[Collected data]
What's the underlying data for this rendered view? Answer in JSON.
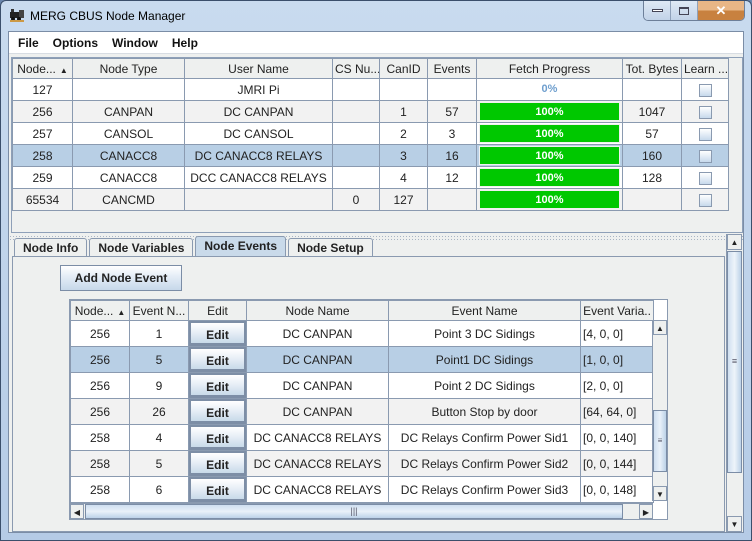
{
  "window": {
    "title": "MERG CBUS Node Manager",
    "controls": {
      "minimize": "minimize",
      "maximize": "maximize",
      "close": "✕"
    }
  },
  "menu": [
    "File",
    "Options",
    "Window",
    "Help"
  ],
  "node_table": {
    "columns": [
      "Node...",
      "Node Type",
      "User Name",
      "CS Nu...",
      "CanID",
      "Events",
      "Fetch Progress",
      "Tot. Bytes",
      "Learn ..."
    ],
    "sort_indicator": "▲",
    "rows": [
      {
        "node": "127",
        "type": "",
        "user": "JMRI Pi",
        "cs": "",
        "canid": "",
        "events": "",
        "progress": "0%",
        "progress_value": 0,
        "bytes": "",
        "learn": false
      },
      {
        "node": "256",
        "type": "CANPAN",
        "user": "DC CANPAN",
        "cs": "",
        "canid": "1",
        "events": "57",
        "progress": "100%",
        "progress_value": 100,
        "bytes": "1047",
        "learn": false
      },
      {
        "node": "257",
        "type": "CANSOL",
        "user": "DC CANSOL",
        "cs": "",
        "canid": "2",
        "events": "3",
        "progress": "100%",
        "progress_value": 100,
        "bytes": "57",
        "learn": false
      },
      {
        "node": "258",
        "type": "CANACC8",
        "user": "DC CANACC8 RELAYS",
        "cs": "",
        "canid": "3",
        "events": "16",
        "progress": "100%",
        "progress_value": 100,
        "bytes": "160",
        "learn": false,
        "selected": true
      },
      {
        "node": "259",
        "type": "CANACC8",
        "user": "DCC CANACC8 RELAYS",
        "cs": "",
        "canid": "4",
        "events": "12",
        "progress": "100%",
        "progress_value": 100,
        "bytes": "128",
        "learn": false
      },
      {
        "node": "65534",
        "type": "CANCMD",
        "user": "",
        "cs": "0",
        "canid": "127",
        "events": "",
        "progress": "100%",
        "progress_value": 100,
        "bytes": "",
        "learn": false
      }
    ],
    "progress_color": "#00c800",
    "selected_row_color": "#b8cfe5"
  },
  "tabs": [
    {
      "label": "Node Info",
      "active": false
    },
    {
      "label": "Node Variables",
      "active": false
    },
    {
      "label": "Node Events",
      "active": true
    },
    {
      "label": "Node Setup",
      "active": false
    }
  ],
  "node_events": {
    "add_button": "Add Node Event",
    "columns": [
      "Node...",
      "Event N...",
      "Edit",
      "Node Name",
      "Event Name",
      "Event Varia.."
    ],
    "sort_indicator": "▲",
    "edit_label": "Edit",
    "rows": [
      {
        "node": "256",
        "event": "1",
        "node_name": "DC CANPAN",
        "event_name": "Point 3 DC Sidings",
        "vars": "[4, 0, 0]"
      },
      {
        "node": "256",
        "event": "5",
        "node_name": "DC CANPAN",
        "event_name": "Point1 DC Sidings",
        "vars": "[1, 0, 0]",
        "selected": true
      },
      {
        "node": "256",
        "event": "9",
        "node_name": "DC CANPAN",
        "event_name": "Point 2 DC Sidings",
        "vars": "[2, 0, 0]"
      },
      {
        "node": "256",
        "event": "26",
        "node_name": "DC CANPAN",
        "event_name": "Button Stop by door",
        "vars": "[64, 64, 0]"
      },
      {
        "node": "258",
        "event": "4",
        "node_name": "DC CANACC8 RELAYS",
        "event_name": "DC Relays Confirm Power Sid1",
        "vars": "[0, 0, 140]"
      },
      {
        "node": "258",
        "event": "5",
        "node_name": "DC CANACC8 RELAYS",
        "event_name": "DC Relays Confirm Power Sid2",
        "vars": "[0, 0, 144]"
      },
      {
        "node": "258",
        "event": "6",
        "node_name": "DC CANACC8 RELAYS",
        "event_name": "DC Relays Confirm Power Sid3",
        "vars": "[0, 0, 148]"
      }
    ]
  },
  "icons": {
    "scroll_up": "▲",
    "scroll_down": "▼",
    "scroll_left": "◀",
    "scroll_right": "▶",
    "grip_v": "≡",
    "grip_h": "|||"
  }
}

== Directions ==
Copy all lines from the listing that contain "Sidings".

== Complete answer ==
        "event_name": "Point 3 DC Sidings",
        "event_name": "Point1 DC Sidings",
        "event_name": "Point 2 DC Sidings",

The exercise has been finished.